**Your goal:** Search the data for the string "Hora" and extract every line where it appears.

[Stored records]

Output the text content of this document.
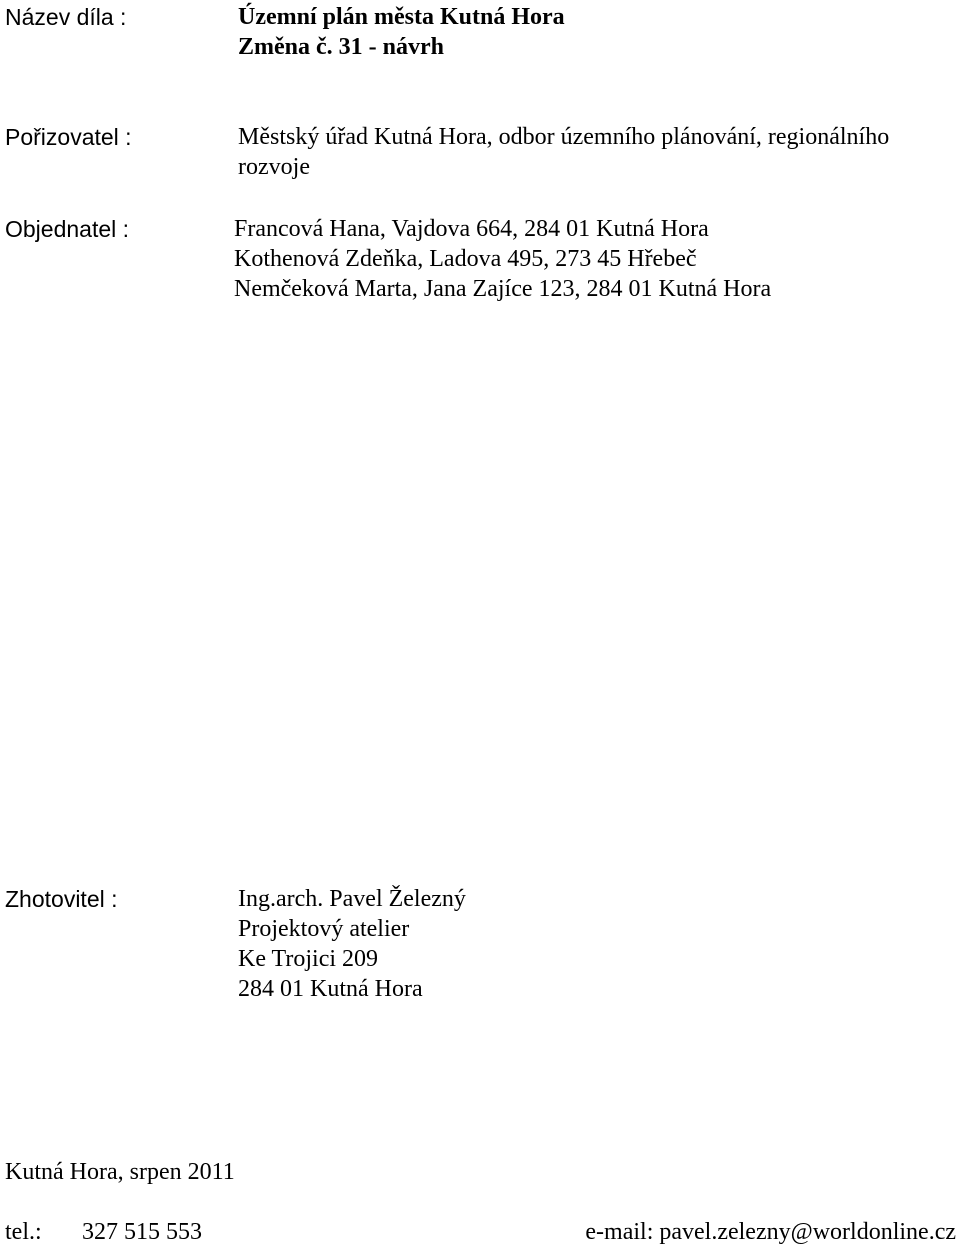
Název díla :	Územní plán města Kutná Hora
Změna č. 31 - návrh
Pořizovatel :	Městský úřad Kutná Hora, odbor územního plánování, regionálního
rozvoje
Objednatel :	Francová Hana, Vajdova 664, 284 01 Kutná Hora
Kothenová Zdeňka, Ladova 495, 273 45 Hřebeč
Nemčeková Marta, Jana Zajíce 123, 284 01 Kutná Hora
Zhotovitel :	Ing.arch. Pavel Železný
Projektový atelier
Ke Trojici 209
284 01 Kutná Hora
Kutná Hora, srpen 2011
tel.: 327 515 553	e-mail: pavel.zelezny@worldonline.cz
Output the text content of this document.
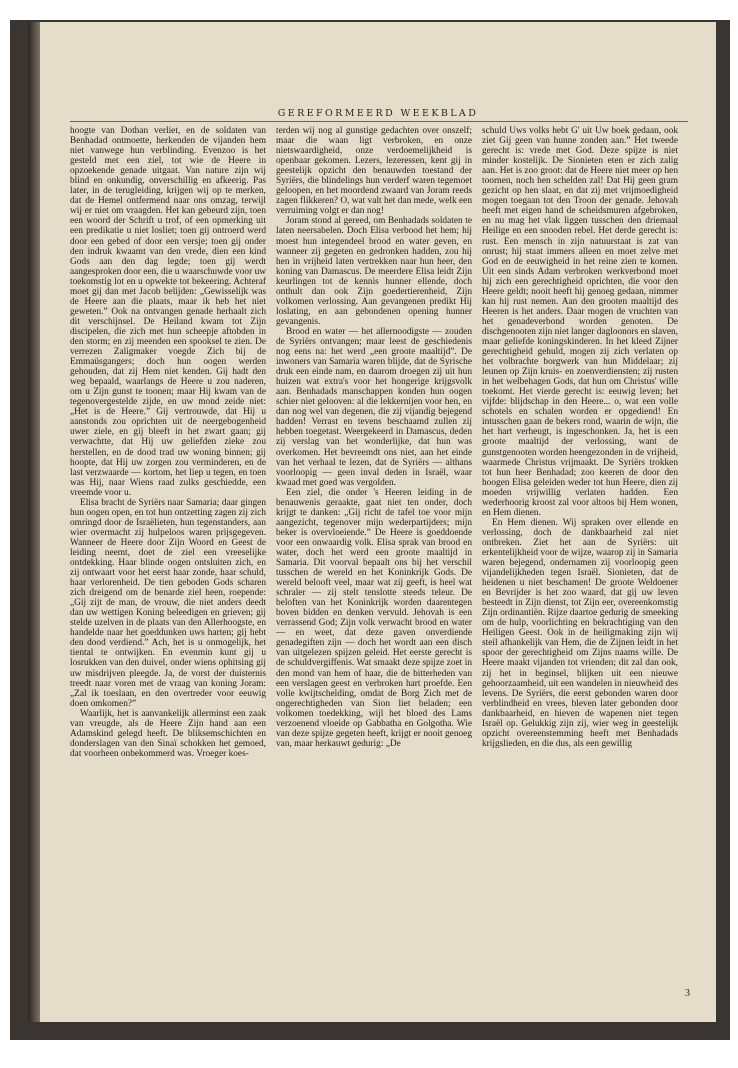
GEREFORMEERD WEEKBLAD

hoogte van Dothan verliet, en de soldaten van Benhadad ontmoette, herkenden de vijanden hem niet vanwege hun verblinding. Evenzoo is het gesteld met een ziel, tot wie de Heere in opzoekende genade uitgaat. Van nature zijn wij blind en onkundig, onverschillig en afkeerig. Pas later, in de terugleiding, krijgen wij op te merken, dat de Hemel ontfermend naar ons omzag, terwijl wij er niet om vraagden. Het kan gebeurd zijn, toen een woord der Schrift u trof, of een opmerking uit een predikatie u niet losliet; toen gij ontroerd werd door een gebed of door een versje; toen gij onder den indruk kwaamt van den vrede, dien een kind Gods aan den dag legde; toen gij werdt aangesproken door een, die u waarschuwde voor uw toekomstig lot en u opwekte tot bekeering. Achteraf moet gij dan met Jacob belijden: „Gewisselijk was de Heere aan die plaats, maar ik heb het niet geweten.” Ook na ontvangen genade herhaalt zich dit verschijnsel. De Heiland kwam tot Zijn discipelen, die zich met hun scheepje aftobden in den storm; en zij meenden een spooksel te zien. De verrezen Zaligmaker voegde Zich bij de Emmaüsgangers; doch hun oogen werden gehouden, dat zij Hem niet kenden. Gij hadt den weg bepaald, waarlangs de Heere u zou naderen, om u Zijn gunst te toonen; maar Hij kwam van de tegenovergestelde zijde, en uw mond zeide niet: „Het is de Heere.” Gij vertrouwde, dat Hij u aanstonds zou oprichten uit de neergebogenheid uwer ziele, en gij bleeft in het zwart gaan; gij verwachtte, dat Hij uw geliefden zieke zou herstellen, en de dood trad uw woning binnen; gij hoopte, dat Hij uw zorgen zou verminderen, en de last verzwaarde — kortom, het liep u tegen, en toen was Hij, naar Wiens raad zulks geschiedde, een vreemde voor u.

Elisa bracht de Syriërs naar Samaria; daar gingen hun oogen open, en tot hun ontzetting zagen zij zich omringd door de Israëlieten, hun tegenstanders, aan wier overmacht zij hulpeloos waren prijsgegeven. Wanneer de Heere door Zijn Woord en Geest de leiding neemt, doet de ziel een vreeselijke ontdekking. Haar blinde oogen ontsluiten zich, en zij ontwaart voor het eerst haar zonde, haar schuld, haar verlorenheid. De tien geboden Gods scharen zich dreigend om de benarde ziel heen, roepende: „Gij zijt de man, de vrouw, die niet anders deedt dan uw wettigen Koning beleedigen en grieven; gij stelde uzelven in de plaats van den Allerhoogste, en handelde naar het goeddunken uws harten; gij hebt den dood verdiend.” Ach, het is u onmogelijk, het tiental te ontwijken. En evenmin kunt gij u losrukken van den duivel, onder wiens ophitsing gij uw misdrijven pleegde. Ja, de vorst der duisternis treedt naar voren met de vraag van koning Joram: „Zal ik toeslaan, en den overtreder voor eeuwig doen omkomen?”

Waarlijk, het is aanvankelijk allerminst een zaak van vreugde, als de Heere Zijn hand aan een Adamskind gelegd heeft. De bliksemschichten en donderslagen van den Sinaï schokken het gemoed, dat voorheen onbekommerd was. Vroeger koes-

terden wij nog al gunstige gedachten over onszelf; maar die waan ligt verbroken, en onze nietswaardigheid, onze verdoemelijkheid is openbaar gekomen. Lezers, lezeressen, kent gij in geestelijk opzicht den benauwden toestand der Syriërs, die blindelings hun verderf waren tegemoet geloopen, en het moordend zwaard van Joram reeds zagen flikkeren? O, wat valt het dan mede, welk een verruiming volgt er dan nog!

Joram stond al gereed, om Benhadads soldaten te laten neersabelen. Doch Elisa verbood het hem; hij moest hun integendeel brood en water geven, en wanneer zij gegeten en gedronken hadden, zou hij hen in vrijheid laten vertrekken naar hun heer, den koning van Damascus. De meerdere Elisa leidt Zijn keurlingen tot de kennis hunner ellende, doch onthult dan ook Zijn goedertierenheid, Zijn volkomen verlossing. Aan gevangenen predikt Hij loslating, en aan gebondenen opening hunner gevangenis.

Brood en water — het allernoodigste — zouden de Syriërs ontvangen; maar leest de geschiedenis nog eens na: het werd „een groote maaltijd”. De inwoners van Samaria waren blijde, dat de Syrische druk een einde nam, en daarom droegen zij uit hun huizen wat extra's voor het hongerige krijgsvolk aan. Benhadads manschappen konden hun oogen schier niet gelooven: al die lekkernijen voor hen, en dan nog wel van degenen, die zij vijandig bejegend hadden! Verrast en tevens beschaamd zullen zij hebben toegetast. Weergekeerd in Damascus, deden zij verslag van het wonderlijke, dat hun was overkomen. Het bevreemdt ons niet, aan het einde van het verhaal te lezen, dat de Syriërs — althans voorloopig — geen inval deden in Israël, waar kwaad met goed was vergolden.

Een ziel, die onder 's Heeren leiding in de benauwenis geraakte, gaat niet ten onder, doch krijgt te danken: „Gij richt de tafel toe voor mijn aangezicht, tegenover mijn wederpartijders; mijn beker is overvloeiende.” De Heere is goeddoende voor een onwaardig volk. Elisa sprak van brood en water, doch het werd een groote maaltijd in Samaria. Dit voorval bepaalt ons bij het verschil tusschen de wereld en het Koninkrijk Gods. De wereld belooft veel, maar wat zij geeft, is heel wat schraler — zij stelt tenslotte steeds teleur. De beloften van het Koninkrijk worden daarentegen boven bidden en denken vervuld. Jehovah is een verrassend God; Zijn volk verwacht brood en water — en weet, dat deze gaven onverdiende genadegiften zijn — doch het wordt aan een disch van uitgelezen spijzen geleid. Het eerste gerecht is de schuldvergiffenis. Wat smaakt deze spijze zoet in den mond van hem of haar, die de bitterheden van een verslagen geest en verbroken hart proefde. Een volle kwijtschelding, omdat de Borg Zich met de ongerechtigheden van Sion liet beladen; een volkomen toedekking, wijl het bloed des Lams verzoenend vloeide op Gabbatha en Golgotha. Wie van deze spijze gegeten heeft, krijgt er nooit genoeg van, maar herkauwt gedurig: „De

schuld Uws volks hebt G' uit Uw boek gedaan, ook ziet Gij geen van hunne zonden aan.” Het tweede gerecht is: vrede met God. Deze spijze is niet minder kostelijk. De Sionieten eten er zich zalig aan. Het is zoo groot: dat de Heere niet meer op hen toornen, noch hen schelden zal! Dat Hij geen gram gezicht op hen slaat, en dat zij met vrijmoedigheid mogen toegaan tot den Troon der genade. Jehovah heeft met eigen hand de scheidsmuren afgebroken, en nu mag het vlak liggen tusschen den driemaal Heilige en een snooden rebel. Het derde gerecht is: rust. Een mensch in zijn natuurstaat is zat van onrust; hij staat immers alleen en moet zelve met God en de eeuwigheid in het reine zien te komen. Uit een sinds Adam verbroken werkverbond moet hij zich een gerechtigheid oprichten, die voor den Heere geldt; nooit heeft hij genoeg gedaan, nimmer kan hij rust nemen. Aan den grooten maaltijd des Heeren is het anders. Daar mogen de vruchten van het genadeverbond worden genoten. De dischgenooten zijn niet langer dagloonors en slaven, maar geliefde koningskinderen. In het kleed Zijner gerechtigheid gehuld, mogen zij zich verlaten op het volbrachte borgwerk van hun Middelaar; zij leunen op Zijn kruis- en zoenverdiensten; zij rusten in het welbehagen Gods, dat hun om Christus' wille toekomt. Het vierde gerecht is: eeuwig leven; het vijfde: blijdschap in den Heere... o, wat een volle schotels en schalen worden er opgediend! En intusschen gaan de bekers rond, waarin de wijn, die het hart verheugt, is ingeschonken. Ja, het is een groote maaltijd der verlossing, want de gunstgenooten worden heengezonden in de vrijheid, waarmede Christus vrijmaakt. De Syriërs trokken tot hun heer Benhadad; zoo keeren de door den hoogen Elisa geleiden weder tot hun Heere, dien zij moeden vrijwillig verlaten hadden. Een wederhoorig kroost zal voor altoos bij Hem wonen, en Hem dienen.

En Hem dienen. Wij spraken over ellende en verlossing, doch de dankbaarheid zal niet ontbreken. Ziet het aan de Syriërs: uit erkentelijkheid voor de wijze, waarop zij in Samaria waren bejegend, ondernamen zij voorloopig geen vijandelijkheden tegen Israël. Sionieten, dat de heidenen u niet beschamen! De groote Weldoener en Bevrijder is het zoo waard, dat gij uw leven besteedt in Zijn dienst, tot Zijn eer, overeenkomstig Zijn ordinantiën. Rijze daartoe gedurig de smeeking om de hulp, voorlichting en bekrachtiging van den Heiligen Geest. Ook in de heiligmaking zijn wij steil afhankelijk van Hem, die de Zijnen leidt in het spoor der gerechtigheid om Zijns naams wille. De Heere maakt vijanden tot vrienden; dit zal dan ook, zij het in beginsel, blijken uit een nieuwe gehoorzaamheid, uit een wandelen in nieuwheid des levens. De Syriërs, die eerst gebonden waren door verblindheid en vrees, bleven later gebonden door dankbaarheid, en hieven de wapenen niet tegen Israël op. Gelukkig zijn zij, wier weg in geestelijk opzicht overeenstemming heeft met Benhadads krijgslieden, en die dus, als een gewillig

3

**Final result:**
Název díla :	Územní plán města Kutná Hora
Pořizovatel :	Městský úřad Kutná Hora, odbor územního plánování, regionálního
Objednatel :	Francová Hana, Vajdova 664, 284 01 Kutná Hora
Nemčeková Marta, Jana Zajíce 123, 284 01 Kutná Hora
284 01 Kutná Hora
Kutná Hora, srpen 2011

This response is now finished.